--- BEGIN Stored records ---
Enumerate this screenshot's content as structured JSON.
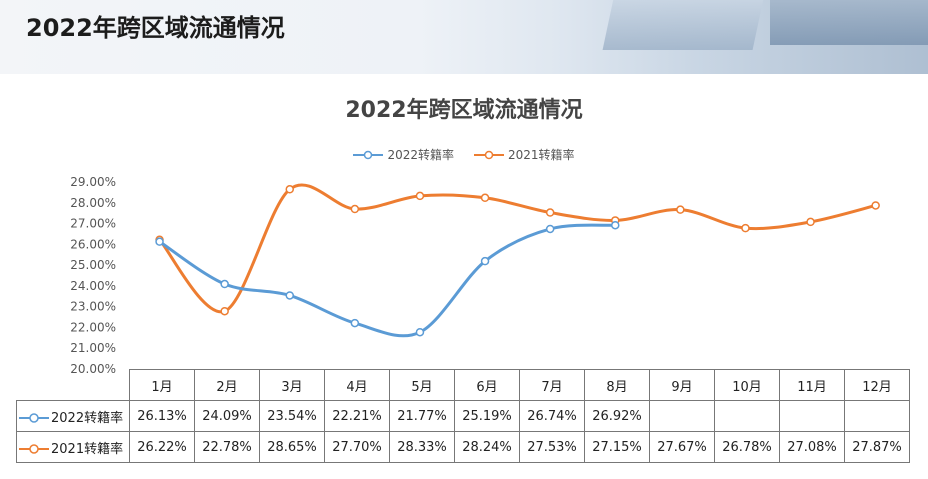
{
  "banner": {
    "title": "2022年跨区域流通情况"
  },
  "chart_data": {
    "type": "line",
    "title": "2022年跨区域流通情况",
    "categories": [
      "1月",
      "2月",
      "3月",
      "4月",
      "5月",
      "6月",
      "7月",
      "8月",
      "9月",
      "10月",
      "11月",
      "12月"
    ],
    "series": [
      {
        "name": "2022转籍率",
        "color": "#5b9bd5",
        "values": [
          26.13,
          24.09,
          23.54,
          22.21,
          21.77,
          25.19,
          26.74,
          26.92,
          null,
          null,
          null,
          null
        ],
        "labels": [
          "26.13%",
          "24.09%",
          "23.54%",
          "22.21%",
          "21.77%",
          "25.19%",
          "26.74%",
          "26.92%",
          "",
          "",
          "",
          ""
        ]
      },
      {
        "name": "2021转籍率",
        "color": "#ed7d31",
        "values": [
          26.22,
          22.78,
          28.65,
          27.7,
          28.33,
          28.24,
          27.53,
          27.15,
          27.67,
          26.78,
          27.08,
          27.87
        ],
        "labels": [
          "26.22%",
          "22.78%",
          "28.65%",
          "27.70%",
          "28.33%",
          "28.24%",
          "27.53%",
          "27.15%",
          "27.67%",
          "26.78%",
          "27.08%",
          "27.87%"
        ]
      }
    ],
    "ylim": [
      20,
      29
    ],
    "yticks": [
      "20.00%",
      "21.00%",
      "22.00%",
      "23.00%",
      "24.00%",
      "25.00%",
      "26.00%",
      "27.00%",
      "28.00%",
      "29.00%"
    ],
    "legend": "top-center",
    "grid": false
  }
}
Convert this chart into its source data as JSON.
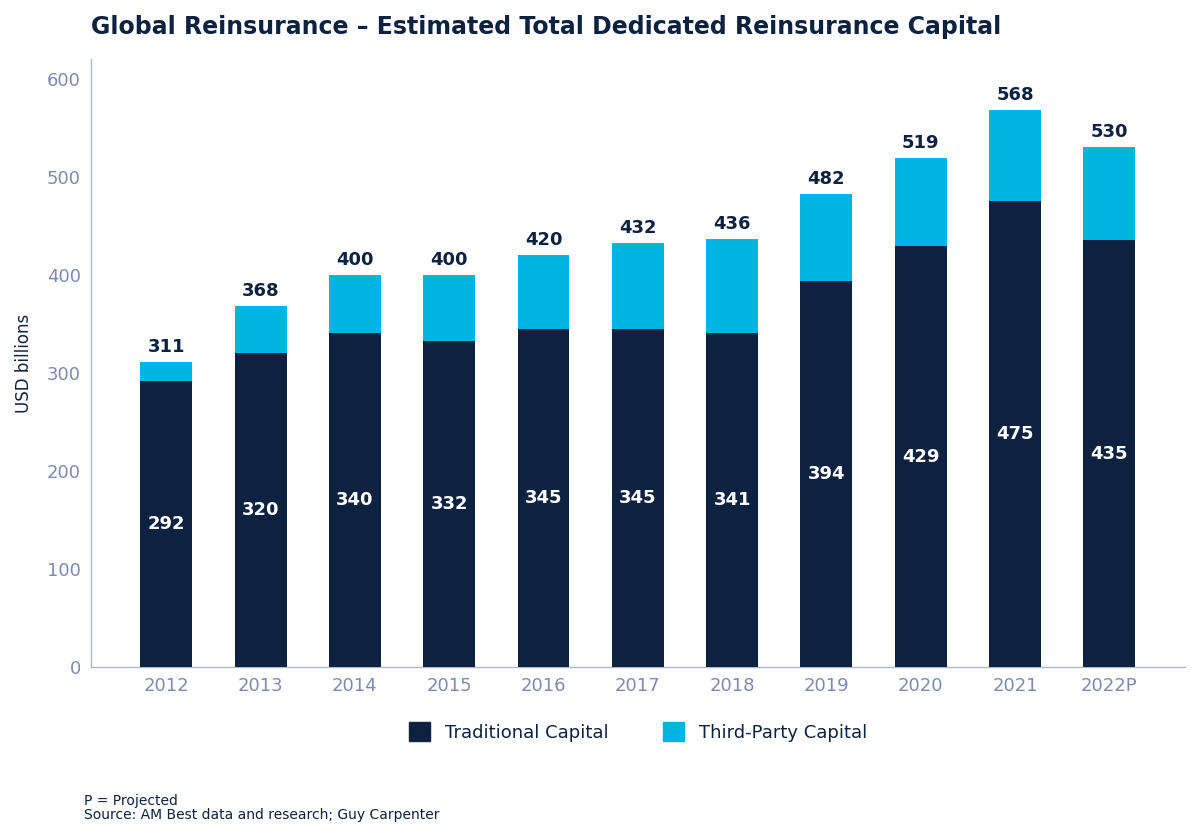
{
  "title": "Global Reinsurance – Estimated Total Dedicated Reinsurance Capital",
  "years": [
    "2012",
    "2013",
    "2014",
    "2015",
    "2016",
    "2017",
    "2018",
    "2019",
    "2020",
    "2021",
    "2022P"
  ],
  "traditional": [
    292,
    320,
    340,
    332,
    345,
    345,
    341,
    394,
    429,
    475,
    435
  ],
  "third_party": [
    19,
    48,
    60,
    68,
    75,
    87,
    95,
    88,
    90,
    93,
    95
  ],
  "totals": [
    311,
    368,
    400,
    400,
    420,
    432,
    436,
    482,
    519,
    568,
    530
  ],
  "traditional_color": "#0d2240",
  "third_party_color": "#00b5e2",
  "background_color": "#ffffff",
  "title_color": "#0d2240",
  "ylabel": "USD billions",
  "ylim": [
    0,
    620
  ],
  "yticks": [
    0,
    100,
    200,
    300,
    400,
    500,
    600
  ],
  "tick_color": "#7f8ab0",
  "label_color": "#0d2240",
  "total_label_color": "#0d2240",
  "legend_traditional": "Traditional Capital",
  "legend_third_party": "Third-Party Capital",
  "footnote1": "P = Projected",
  "footnote2": "Source: AM Best data and research; Guy Carpenter",
  "title_fontsize": 17,
  "axis_label_fontsize": 12,
  "tick_fontsize": 13,
  "bar_label_fontsize": 13,
  "total_label_fontsize": 13,
  "legend_fontsize": 13,
  "footnote_fontsize": 10,
  "spine_color": "#b0b8cc"
}
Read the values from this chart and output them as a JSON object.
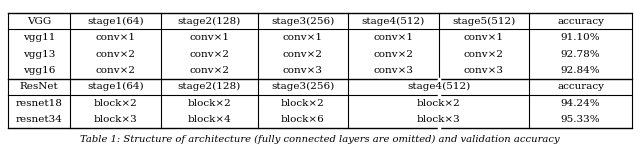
{
  "figsize": [
    6.4,
    1.46
  ],
  "dpi": 100,
  "caption": "Table 1: Structure of architecture (fully connected layers are omitted) and validation accuracy",
  "vgg_header": [
    "VGG",
    "stage1(64)",
    "stage2(128)",
    "stage3(256)",
    "stage4(512)",
    "stage5(512)",
    "accuracy"
  ],
  "vgg_rows": [
    [
      "vgg11",
      "conv×1",
      "conv×1",
      "conv×1",
      "conv×1",
      "conv×1",
      "91.10%"
    ],
    [
      "vgg13",
      "conv×2",
      "conv×2",
      "conv×2",
      "conv×2",
      "conv×2",
      "92.78%"
    ],
    [
      "vgg16",
      "conv×2",
      "conv×2",
      "conv×3",
      "conv×3",
      "conv×3",
      "92.84%"
    ]
  ],
  "resnet_header": [
    "ResNet",
    "stage1(64)",
    "stage2(128)",
    "stage3(256)",
    "stage4(512)",
    "accuracy"
  ],
  "resnet_rows": [
    [
      "resnet18",
      "block×2",
      "block×2",
      "block×2",
      "block×2",
      "94.24%"
    ],
    [
      "resnet34",
      "block×3",
      "block×4",
      "block×6",
      "block×3",
      "95.33%"
    ]
  ],
  "font_size": 7.5,
  "caption_font_size": 7.2,
  "bg_color": "#ffffff",
  "text_color": "#000000"
}
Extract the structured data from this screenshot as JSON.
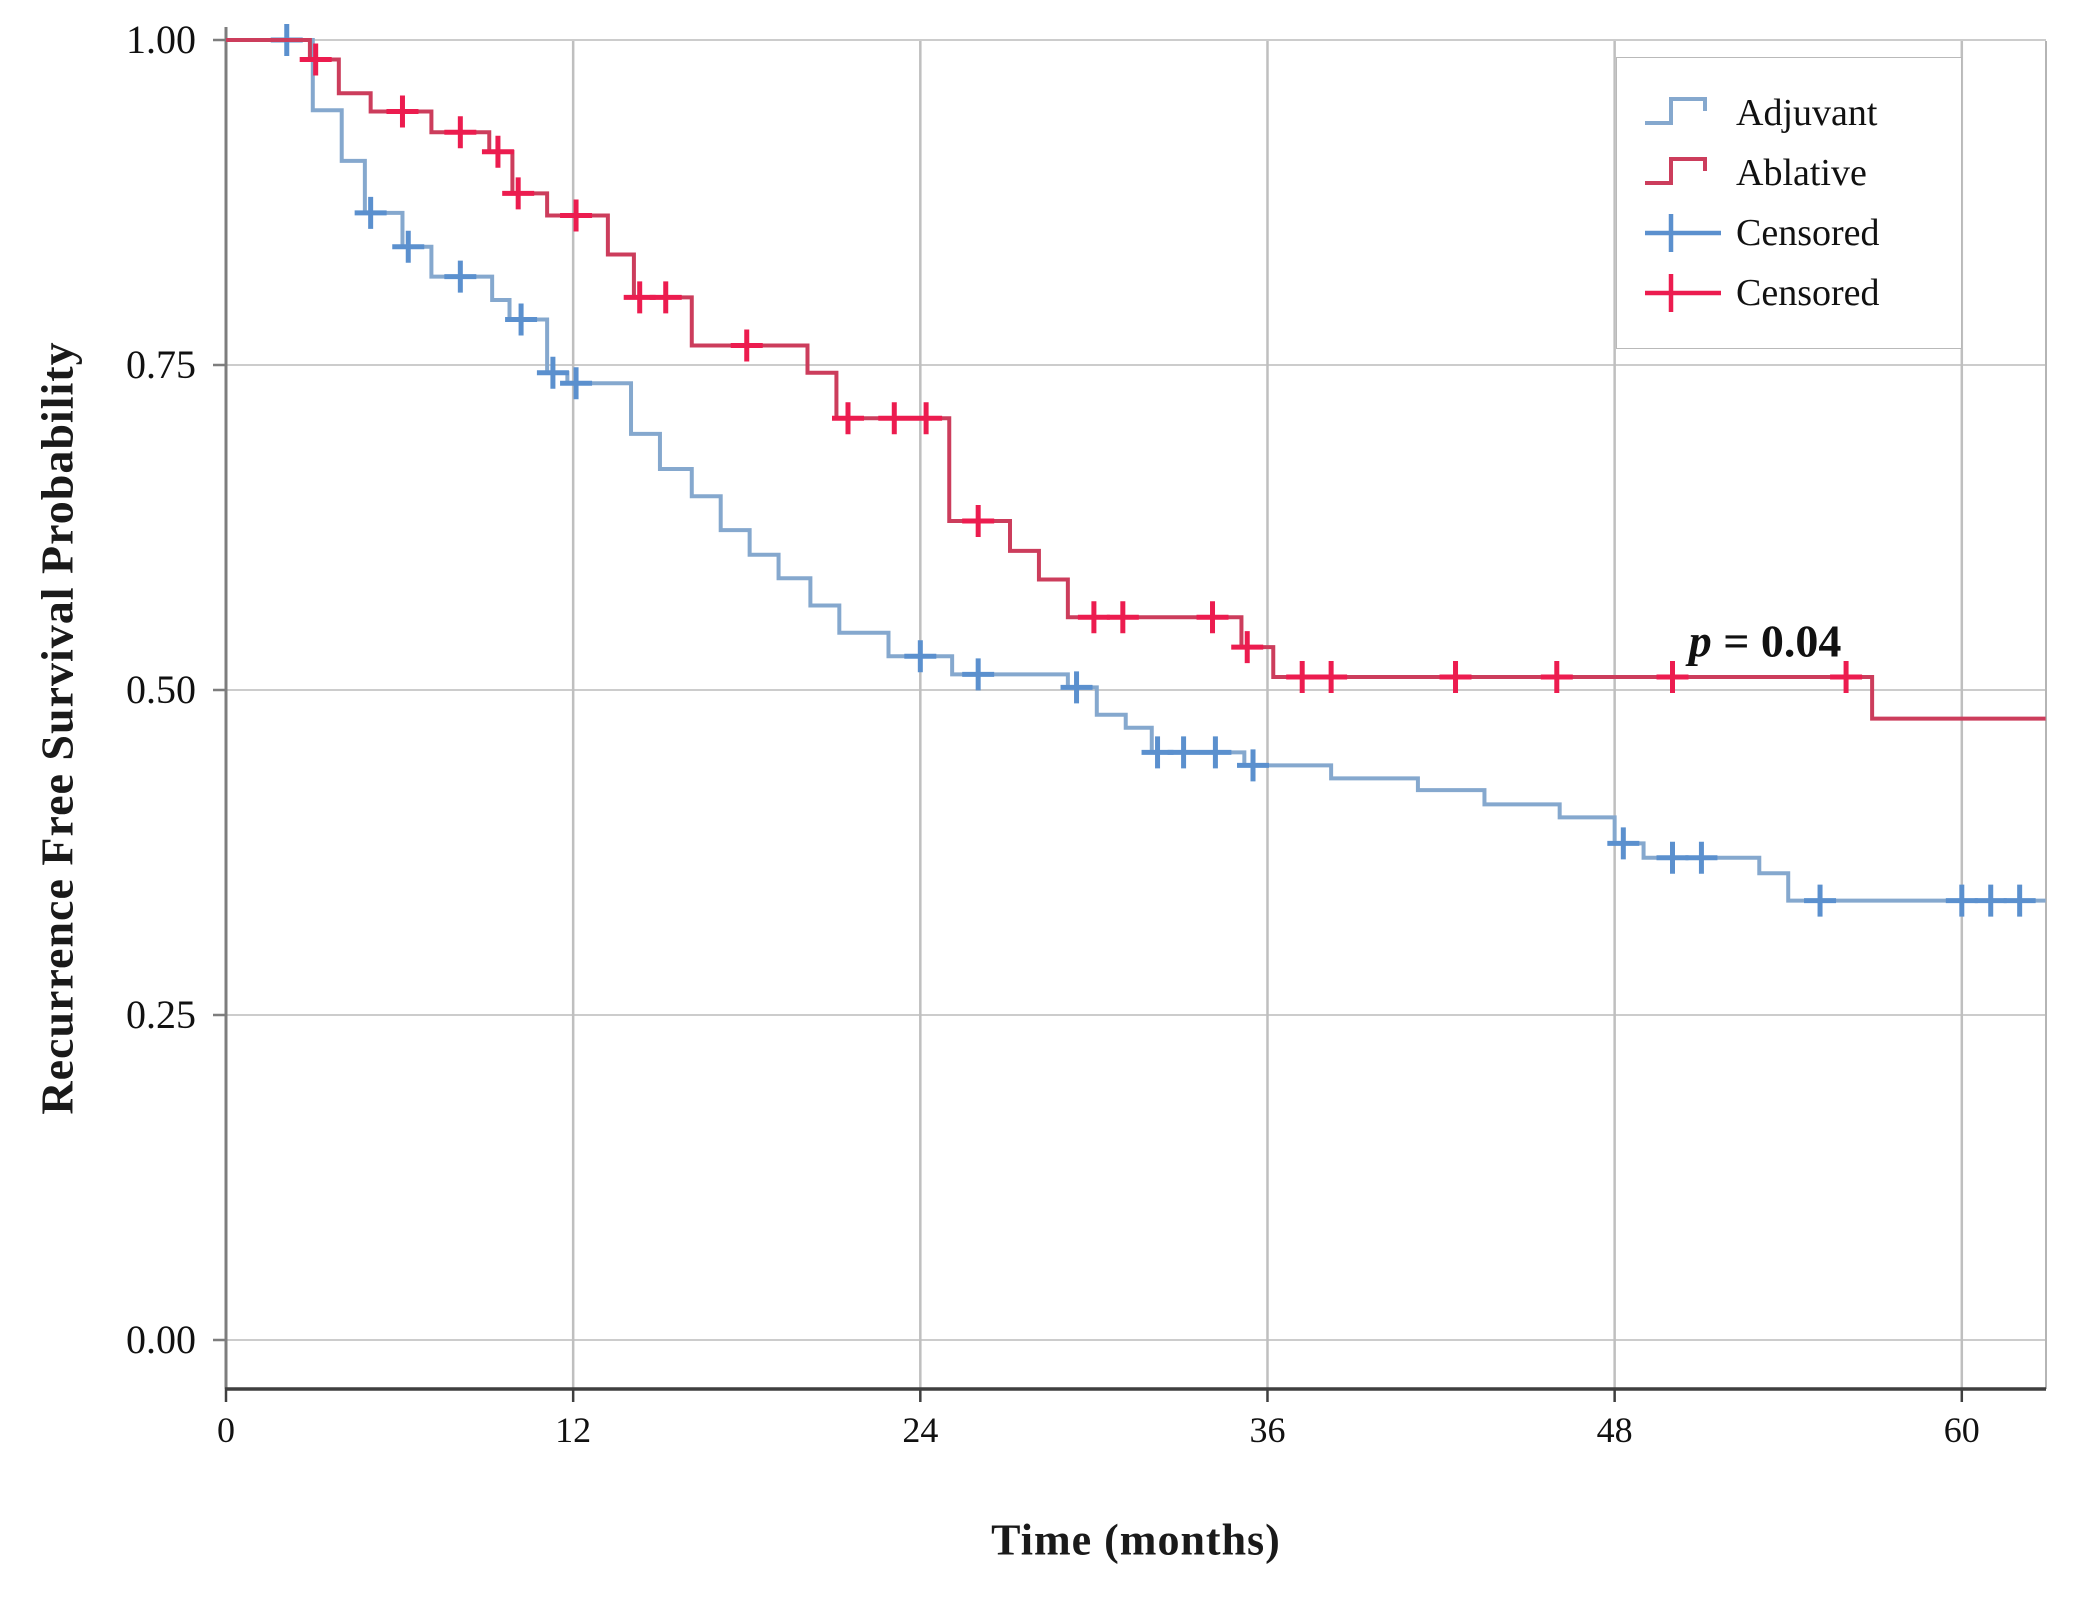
{
  "chart_data": {
    "type": "line",
    "subtype": "kaplan_meier_step",
    "title": "",
    "xlabel": "Time (months)",
    "ylabel": "Recurrence Free Survival Probability",
    "xlim": [
      0,
      62.9
    ],
    "ylim": [
      0,
      1.0
    ],
    "grid": true,
    "legend_position": "top-right",
    "xticks": [
      {
        "value": 0,
        "label": "0"
      },
      {
        "value": 12,
        "label": "12"
      },
      {
        "value": 24,
        "label": "24"
      },
      {
        "value": 36,
        "label": "36"
      },
      {
        "value": 48,
        "label": "48"
      },
      {
        "value": 60,
        "label": "60"
      }
    ],
    "yticks": [
      {
        "value": 1.0,
        "label": "1.00"
      },
      {
        "value": 0.75,
        "label": "0.75"
      },
      {
        "value": 0.5,
        "label": "0.50"
      },
      {
        "value": 0.25,
        "label": "0.25"
      },
      {
        "value": 0.0,
        "label": "0.00"
      }
    ],
    "annotation": {
      "italic": "p",
      "text": " = 0.04",
      "x_months": 53.2,
      "y_prob": 0.538
    },
    "colors": {
      "adjuvant_line": "#85A8CE",
      "adjuvant_censor": "#5B90CE",
      "ablative_line": "#CC3D5C",
      "ablative_censor": "#EC1C4F",
      "grid_h": "#cccccc",
      "grid_v": "#bfbfbf",
      "axis_left": "#7d7d7d",
      "axis_bottom": "#3f3f3f",
      "frame_light": "#b5b5b5"
    },
    "legend": {
      "entries": [
        {
          "label": "Adjuvant",
          "swatch": "step",
          "color_key": "adjuvant_line"
        },
        {
          "label": "Ablative",
          "swatch": "step",
          "color_key": "ablative_line"
        },
        {
          "label": "Censored",
          "swatch": "censor",
          "color_key": "adjuvant_censor"
        },
        {
          "label": "Censored",
          "swatch": "censor",
          "color_key": "ablative_censor"
        }
      ]
    },
    "series": [
      {
        "name": "Adjuvant",
        "color_key": "adjuvant_line",
        "censor_color_key": "adjuvant_censor",
        "end_time": 62.9,
        "steps": [
          [
            0,
            1.0
          ],
          [
            3.0,
            0.946
          ],
          [
            4.0,
            0.907
          ],
          [
            4.8,
            0.867
          ],
          [
            6.1,
            0.841
          ],
          [
            7.1,
            0.818
          ],
          [
            9.2,
            0.8
          ],
          [
            9.8,
            0.785
          ],
          [
            11.1,
            0.744
          ],
          [
            11.8,
            0.736
          ],
          [
            14.0,
            0.697
          ],
          [
            15.0,
            0.67
          ],
          [
            16.1,
            0.649
          ],
          [
            17.1,
            0.623
          ],
          [
            18.1,
            0.604
          ],
          [
            19.1,
            0.586
          ],
          [
            20.2,
            0.565
          ],
          [
            21.2,
            0.544
          ],
          [
            22.9,
            0.526
          ],
          [
            25.1,
            0.512
          ],
          [
            29.1,
            0.502
          ],
          [
            30.1,
            0.481
          ],
          [
            31.1,
            0.471
          ],
          [
            32.0,
            0.452
          ],
          [
            35.2,
            0.442
          ],
          [
            38.2,
            0.432
          ],
          [
            41.2,
            0.423
          ],
          [
            43.5,
            0.412
          ],
          [
            46.1,
            0.402
          ],
          [
            48.0,
            0.382
          ],
          [
            49.0,
            0.371
          ],
          [
            53.0,
            0.359
          ],
          [
            54.0,
            0.338
          ]
        ],
        "censored": [
          [
            2.1,
            1.0
          ],
          [
            5.0,
            0.867
          ],
          [
            6.3,
            0.841
          ],
          [
            8.1,
            0.818
          ],
          [
            10.2,
            0.785
          ],
          [
            11.3,
            0.744
          ],
          [
            12.1,
            0.736
          ],
          [
            24.0,
            0.526
          ],
          [
            26.0,
            0.512
          ],
          [
            29.4,
            0.502
          ],
          [
            32.2,
            0.452
          ],
          [
            33.1,
            0.452
          ],
          [
            34.2,
            0.452
          ],
          [
            35.5,
            0.442
          ],
          [
            48.3,
            0.382
          ],
          [
            50.0,
            0.371
          ],
          [
            51.0,
            0.371
          ],
          [
            55.1,
            0.338
          ],
          [
            60.0,
            0.338
          ],
          [
            61.0,
            0.338
          ],
          [
            62.0,
            0.338
          ]
        ]
      },
      {
        "name": "Ablative",
        "color_key": "ablative_line",
        "censor_color_key": "ablative_censor",
        "end_time": 62.9,
        "steps": [
          [
            0,
            1.0
          ],
          [
            2.9,
            0.985
          ],
          [
            3.9,
            0.959
          ],
          [
            5.0,
            0.945
          ],
          [
            7.1,
            0.929
          ],
          [
            9.1,
            0.914
          ],
          [
            9.9,
            0.882
          ],
          [
            11.1,
            0.865
          ],
          [
            13.2,
            0.835
          ],
          [
            14.1,
            0.802
          ],
          [
            16.1,
            0.765
          ],
          [
            20.1,
            0.744
          ],
          [
            21.1,
            0.709
          ],
          [
            25.0,
            0.63
          ],
          [
            27.1,
            0.607
          ],
          [
            28.1,
            0.585
          ],
          [
            29.1,
            0.556
          ],
          [
            35.1,
            0.533
          ],
          [
            36.2,
            0.51
          ],
          [
            56.9,
            0.478
          ]
        ],
        "censored": [
          [
            3.1,
            0.985
          ],
          [
            6.1,
            0.945
          ],
          [
            8.1,
            0.929
          ],
          [
            9.4,
            0.914
          ],
          [
            10.1,
            0.882
          ],
          [
            12.1,
            0.865
          ],
          [
            14.3,
            0.802
          ],
          [
            15.2,
            0.802
          ],
          [
            18.0,
            0.765
          ],
          [
            21.5,
            0.709
          ],
          [
            23.1,
            0.709
          ],
          [
            24.2,
            0.709
          ],
          [
            26.0,
            0.63
          ],
          [
            30.0,
            0.556
          ],
          [
            31.0,
            0.556
          ],
          [
            34.1,
            0.556
          ],
          [
            35.3,
            0.533
          ],
          [
            37.2,
            0.51
          ],
          [
            38.2,
            0.51
          ],
          [
            42.5,
            0.51
          ],
          [
            46.0,
            0.51
          ],
          [
            50.0,
            0.51
          ],
          [
            56.0,
            0.51
          ]
        ]
      }
    ]
  }
}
--- END Stored records ---
Gather from the entries above all lines that include the string "structured".

* [Completed task]:
Enumerate this screenshot's content as structured JSON.
Extract the structured data from this screenshot as JSON.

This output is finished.